TASK PROMPT -> Collect every line that includes the string "information".

RECORDS PROVIDED ->

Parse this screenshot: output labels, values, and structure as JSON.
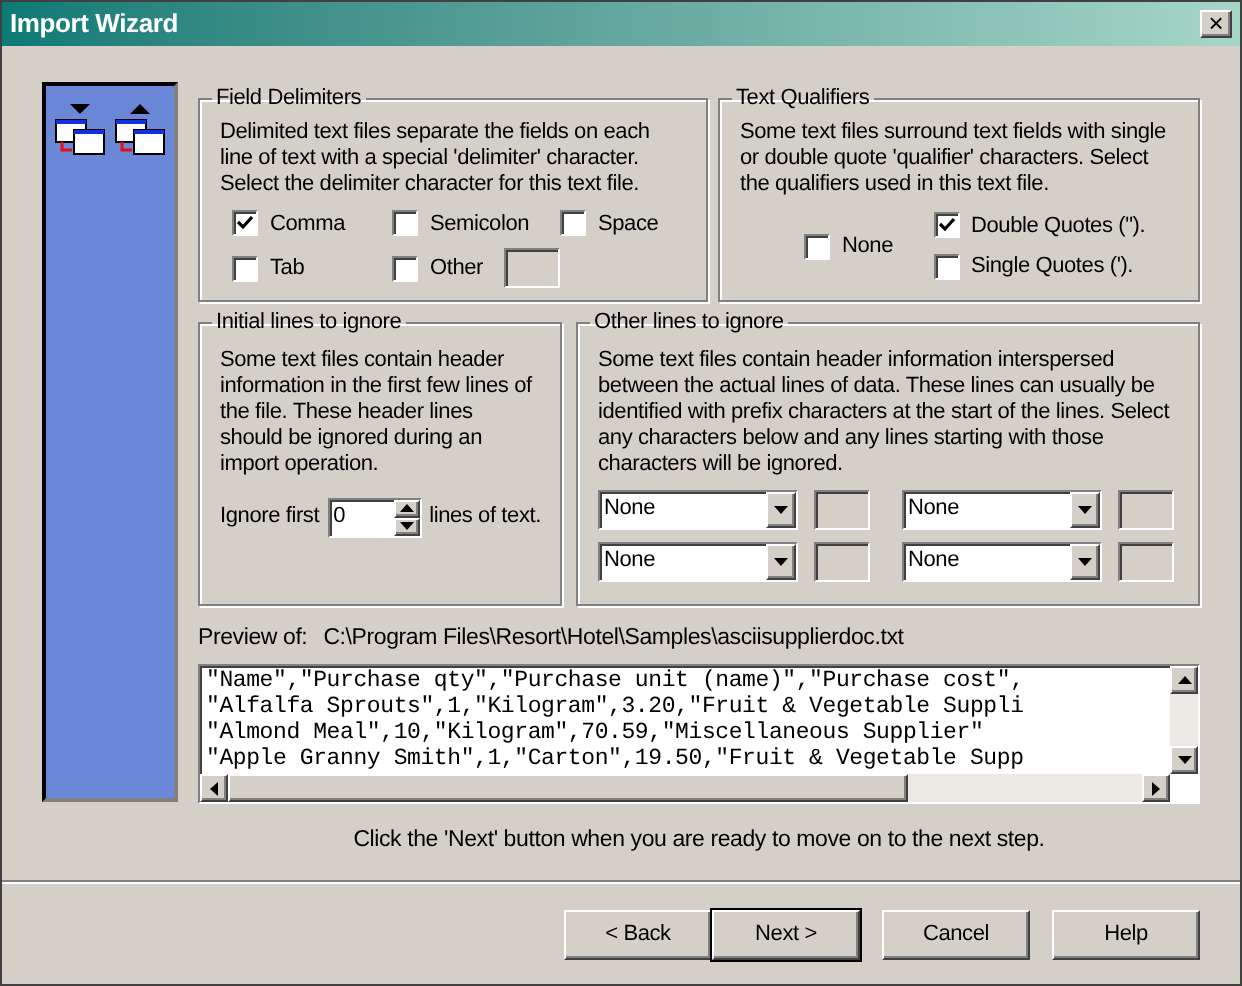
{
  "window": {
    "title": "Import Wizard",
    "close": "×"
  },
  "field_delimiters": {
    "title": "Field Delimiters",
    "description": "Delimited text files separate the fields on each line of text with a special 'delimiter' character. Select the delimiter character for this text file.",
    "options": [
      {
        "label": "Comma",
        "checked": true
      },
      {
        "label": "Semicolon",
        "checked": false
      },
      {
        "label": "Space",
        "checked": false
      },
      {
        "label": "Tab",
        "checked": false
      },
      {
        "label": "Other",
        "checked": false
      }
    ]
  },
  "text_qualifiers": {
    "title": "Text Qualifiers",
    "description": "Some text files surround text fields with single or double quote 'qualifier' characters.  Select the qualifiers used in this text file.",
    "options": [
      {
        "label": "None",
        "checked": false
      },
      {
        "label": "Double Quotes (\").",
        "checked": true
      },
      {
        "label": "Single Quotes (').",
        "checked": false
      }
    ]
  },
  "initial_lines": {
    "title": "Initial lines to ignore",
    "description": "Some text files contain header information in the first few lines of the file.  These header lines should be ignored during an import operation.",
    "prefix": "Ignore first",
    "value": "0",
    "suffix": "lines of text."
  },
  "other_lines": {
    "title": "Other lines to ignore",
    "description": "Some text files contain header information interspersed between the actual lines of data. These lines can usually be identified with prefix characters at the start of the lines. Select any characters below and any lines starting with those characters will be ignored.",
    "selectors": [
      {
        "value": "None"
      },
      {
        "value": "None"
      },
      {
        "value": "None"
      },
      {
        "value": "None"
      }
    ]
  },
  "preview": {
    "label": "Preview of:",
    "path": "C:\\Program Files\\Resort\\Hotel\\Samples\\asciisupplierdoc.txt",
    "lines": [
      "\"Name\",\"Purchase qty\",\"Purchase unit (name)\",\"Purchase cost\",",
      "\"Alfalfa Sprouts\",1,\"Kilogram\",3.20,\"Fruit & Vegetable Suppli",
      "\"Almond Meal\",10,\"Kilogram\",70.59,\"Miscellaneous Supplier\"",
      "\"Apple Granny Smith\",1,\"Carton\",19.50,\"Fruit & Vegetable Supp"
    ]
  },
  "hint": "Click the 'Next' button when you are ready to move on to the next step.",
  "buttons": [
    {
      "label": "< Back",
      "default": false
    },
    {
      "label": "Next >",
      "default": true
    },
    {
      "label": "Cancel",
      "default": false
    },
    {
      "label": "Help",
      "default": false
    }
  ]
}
---
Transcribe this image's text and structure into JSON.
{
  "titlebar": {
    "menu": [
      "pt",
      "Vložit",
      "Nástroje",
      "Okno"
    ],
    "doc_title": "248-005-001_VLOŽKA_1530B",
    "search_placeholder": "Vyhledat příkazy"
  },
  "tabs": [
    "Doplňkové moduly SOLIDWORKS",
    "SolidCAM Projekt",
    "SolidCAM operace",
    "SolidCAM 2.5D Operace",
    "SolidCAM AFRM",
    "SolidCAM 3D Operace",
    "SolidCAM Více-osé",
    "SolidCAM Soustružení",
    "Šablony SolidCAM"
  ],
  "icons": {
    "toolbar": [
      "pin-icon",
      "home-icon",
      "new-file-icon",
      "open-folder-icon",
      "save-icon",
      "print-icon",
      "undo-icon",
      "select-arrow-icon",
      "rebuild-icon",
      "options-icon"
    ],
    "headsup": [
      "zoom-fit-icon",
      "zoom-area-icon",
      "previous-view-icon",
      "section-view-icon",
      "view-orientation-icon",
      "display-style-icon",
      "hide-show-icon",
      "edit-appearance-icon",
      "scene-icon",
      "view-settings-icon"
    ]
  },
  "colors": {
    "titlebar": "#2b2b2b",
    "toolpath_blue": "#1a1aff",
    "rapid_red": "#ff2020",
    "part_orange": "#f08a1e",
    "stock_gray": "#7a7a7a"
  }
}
==
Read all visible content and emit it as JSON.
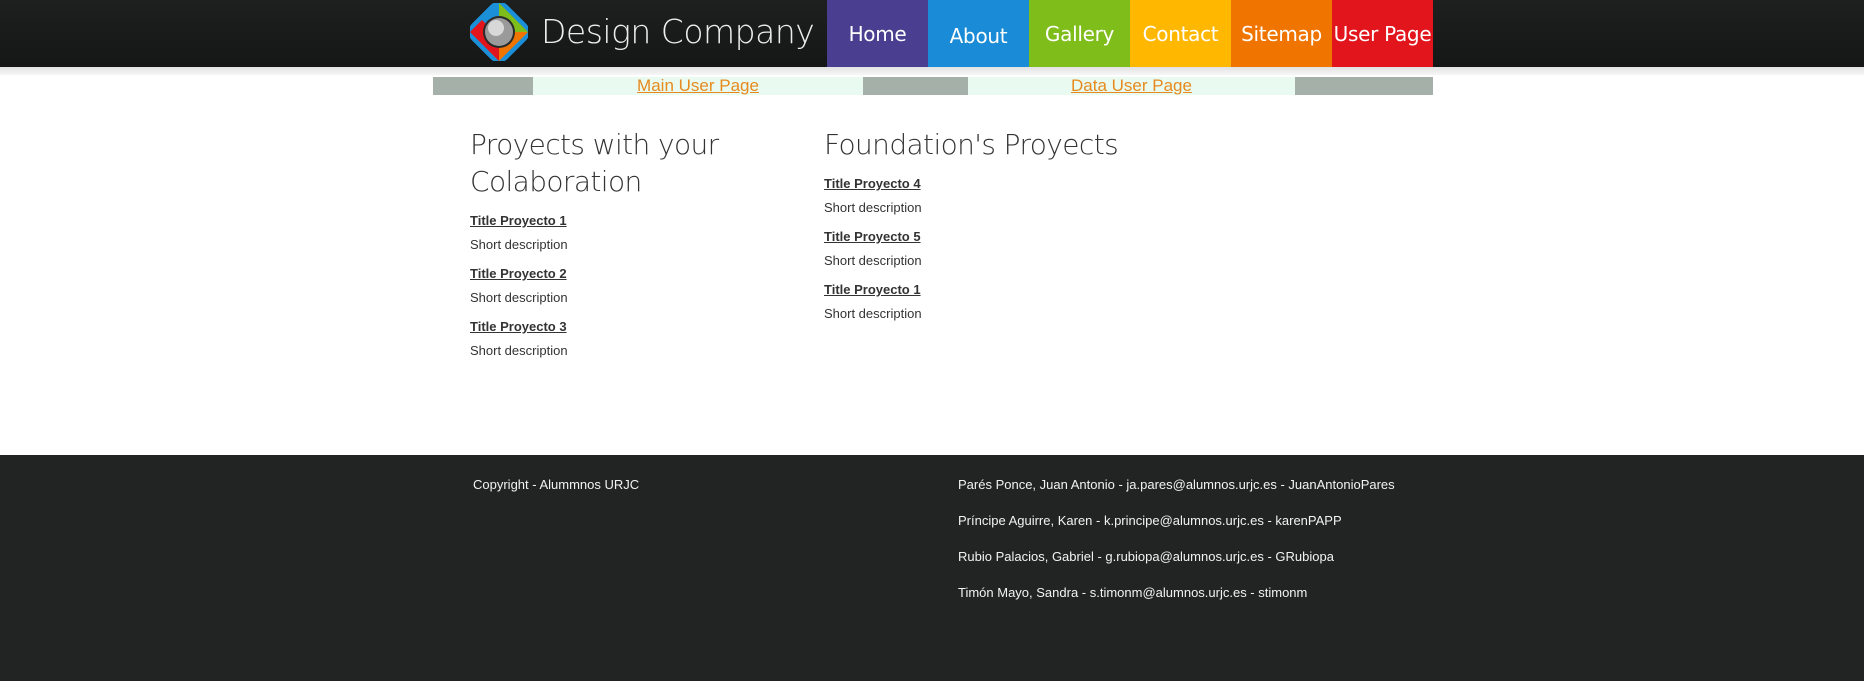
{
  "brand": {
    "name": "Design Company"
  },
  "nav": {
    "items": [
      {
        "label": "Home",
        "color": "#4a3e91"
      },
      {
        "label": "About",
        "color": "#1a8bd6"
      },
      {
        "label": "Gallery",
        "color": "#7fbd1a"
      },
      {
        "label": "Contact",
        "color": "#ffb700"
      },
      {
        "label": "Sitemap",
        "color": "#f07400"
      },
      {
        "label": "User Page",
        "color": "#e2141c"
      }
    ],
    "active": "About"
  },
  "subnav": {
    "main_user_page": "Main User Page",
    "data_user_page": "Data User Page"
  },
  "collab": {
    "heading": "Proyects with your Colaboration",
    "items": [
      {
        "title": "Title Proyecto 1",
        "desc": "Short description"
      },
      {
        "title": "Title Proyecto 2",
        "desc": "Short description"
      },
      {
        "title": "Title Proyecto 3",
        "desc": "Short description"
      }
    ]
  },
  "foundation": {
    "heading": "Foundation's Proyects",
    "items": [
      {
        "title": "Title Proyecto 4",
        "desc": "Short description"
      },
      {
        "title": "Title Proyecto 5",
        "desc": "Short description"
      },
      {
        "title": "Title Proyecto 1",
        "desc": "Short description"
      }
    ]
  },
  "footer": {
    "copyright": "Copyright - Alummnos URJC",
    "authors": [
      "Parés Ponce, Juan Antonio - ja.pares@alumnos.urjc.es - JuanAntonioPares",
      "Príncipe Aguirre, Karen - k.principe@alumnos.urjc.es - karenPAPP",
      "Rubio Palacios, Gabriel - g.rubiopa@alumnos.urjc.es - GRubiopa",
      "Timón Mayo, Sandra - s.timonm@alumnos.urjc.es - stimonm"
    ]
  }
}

SOLUTION TO THIS EXERCISE ->
    "description": "Some text files contain header information in the first few lines of the file.  These header lines should be ignored during an import operation.",
    "description": "Some text files contain header information interspersed between the actual lines of data. These lines can usually be identified with prefix characters at the start of the lines. Select any characters below and any lines starting with those characters will be ignored.",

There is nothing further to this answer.